## START DATA FOR THIS EXERCISE

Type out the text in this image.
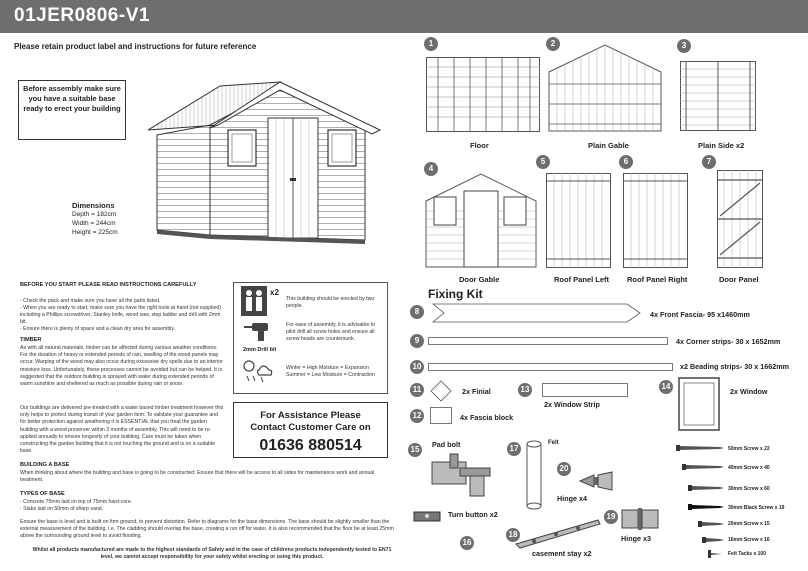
01JER0806-V1
Please retain product label and instructions for future reference
Before assembly make sure you have a suitable base ready to erect your building
Dimensions
Depth = 182cm
Width = 244cm
Height = 225cm
BEFORE YOU START PLEASE READ INSTRUCTIONS CAREFULLY
- Check the pack and make sure you have all the parts listed.
- When you are ready to start, make sure you have the right tools at hand (not supplied) including a Phillips screwdriver, Stanley knife, wood saw, step ladder and drill with 2mm bit.
- Ensure there is plenty of space and a clean dry area for assembly.
TIMBER
As with all natural materials, timber can be affected during various weather conditions. For the duration of heavy or extended periods of rain, swelling of the wood panels may occur. Warping of the wood may also occur during excessive dry spells due to an interior moisture loss. Unfortunately, these processes cannot be avoided but can be helped. It is suggested that the outdoor building is sprayed with water during extended periods of warm sunshine and sheltered as much as possible during rain or snow.
Our buildings are delivered pre-treated with a water based timber treatment however this only helps to protect during transit of your garden item. To validate your guarantee and for better protection against weathering it is ESSENTIAL that you treat the garden building with a wood preserver within 3 months of assembly. This will need to be re-applied annually to ensure longevity of your building. Care must be taken when constructing the garden building that it is not touching the ground and is on a suitable base.
BUILDING A BASE
When thinking about where the building and base is going to be constructed: Ensure that there will be access to all sides for maintenance work and annual treatment.
TYPES OF BASE
- Concrete 75mm laid on top of 75mm hard-core.
- Slabs laid on 50mm of sharp sand.
Ensure the base is level and is built on firm ground, to prevent distortion. Refer to diagrams for the base dimensions. The base should be slightly smaller than the external measurement of the building, i.e. The cladding should overlap the base, creating a run off for water. It is also recommended that the floor be at least 25mm above the surrounding ground level to avoid flooding.
Whilst all products manufactured are made to the highest standards of Safety and in the case of childrens products independently tested to EN71 level, we cannot accept responsibility for your safety whilst erecting or using this product.
x2
This building should be erected by two people.
2mm Drill bit
For ease of assembly, it is advisable to pilot drill all screw holes and ensure all screw heads are countersunk.
Winter = High Moisture = Expansion Summer = Low Moisture = Contraction
For Assistance Please
Contact Customer Care on
01636 880514
1
Floor
2
Plain Gable
3
Plain Side x2
4
Door Gable
5
Roof Panel Left
6
Roof Panel Right
7
Door Panel
Fixing Kit
8	4x Front Fascia- 95 x1460mm
9	4x Corner strips- 30 x 1652mm
10	x2 Beading strips- 30 x 1662mm
11	2x Finial
12	4x Fascia block
13
2x Window Strip
14
2x Window
15
Pad bolt	17
Felt
20
Hinge x4
19
Hinge x3
Turn button x2
16
18
casement stay x2
50mm Screw x 22
40mm Screw x 40
30mm Screw x 60
30mm Black Screw x 19
20mm Screw x 15
16mm Screw x 16
Felt Tacks x 100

## END DATA FOR THIS EXERCISE

**GIVEN EXERCISE**
Count every line of the material above that holds the string "also", then state only the total.

**ANSWER BELOW**
2